Source material:
— Begin —

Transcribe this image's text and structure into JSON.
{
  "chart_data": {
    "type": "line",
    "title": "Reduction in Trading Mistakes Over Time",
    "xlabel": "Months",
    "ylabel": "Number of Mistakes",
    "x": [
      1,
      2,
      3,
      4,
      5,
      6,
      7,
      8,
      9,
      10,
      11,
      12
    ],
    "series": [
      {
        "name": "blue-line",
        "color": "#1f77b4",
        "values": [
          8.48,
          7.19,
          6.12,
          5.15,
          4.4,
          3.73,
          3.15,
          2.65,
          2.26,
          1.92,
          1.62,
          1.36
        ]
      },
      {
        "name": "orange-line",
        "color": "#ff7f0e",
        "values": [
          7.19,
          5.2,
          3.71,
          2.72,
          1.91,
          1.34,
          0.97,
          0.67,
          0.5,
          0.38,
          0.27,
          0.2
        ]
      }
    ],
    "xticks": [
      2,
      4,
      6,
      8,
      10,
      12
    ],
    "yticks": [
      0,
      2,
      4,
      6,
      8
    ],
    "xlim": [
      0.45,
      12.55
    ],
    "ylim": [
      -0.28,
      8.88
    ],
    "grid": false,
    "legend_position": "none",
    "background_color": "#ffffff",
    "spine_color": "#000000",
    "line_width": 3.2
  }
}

— End —

Nothing should be left out: return all of the records exactly.

Response to this exercise:
Transcribe this image's text and structure into JSON.
{
  "chart_data": {
    "type": "line",
    "title": "Reduction in Trading Mistakes Over Time",
    "xlabel": "Months",
    "ylabel": "Number of Mistakes",
    "x": [
      1,
      2,
      3,
      4,
      5,
      6,
      7,
      8,
      9,
      10,
      11,
      12
    ],
    "series": [
      {
        "name": "blue-line",
        "color": "#1f77b4",
        "values": [
          8.48,
          7.19,
          6.12,
          5.15,
          4.4,
          3.73,
          3.15,
          2.65,
          2.26,
          1.92,
          1.62,
          1.36
        ]
      },
      {
        "name": "orange-line",
        "color": "#ff7f0e",
        "values": [
          7.19,
          5.2,
          3.71,
          2.72,
          1.91,
          1.34,
          0.97,
          0.67,
          0.5,
          0.38,
          0.27,
          0.2
        ]
      }
    ],
    "xticks": [
      2,
      4,
      6,
      8,
      10,
      12
    ],
    "yticks": [
      0,
      2,
      4,
      6,
      8
    ],
    "xlim": [
      0.45,
      12.55
    ],
    "ylim": [
      -0.28,
      8.88
    ],
    "grid": false,
    "legend_position": "none",
    "background_color": "#ffffff",
    "spine_color": "#000000",
    "line_width": 3.2
  }
}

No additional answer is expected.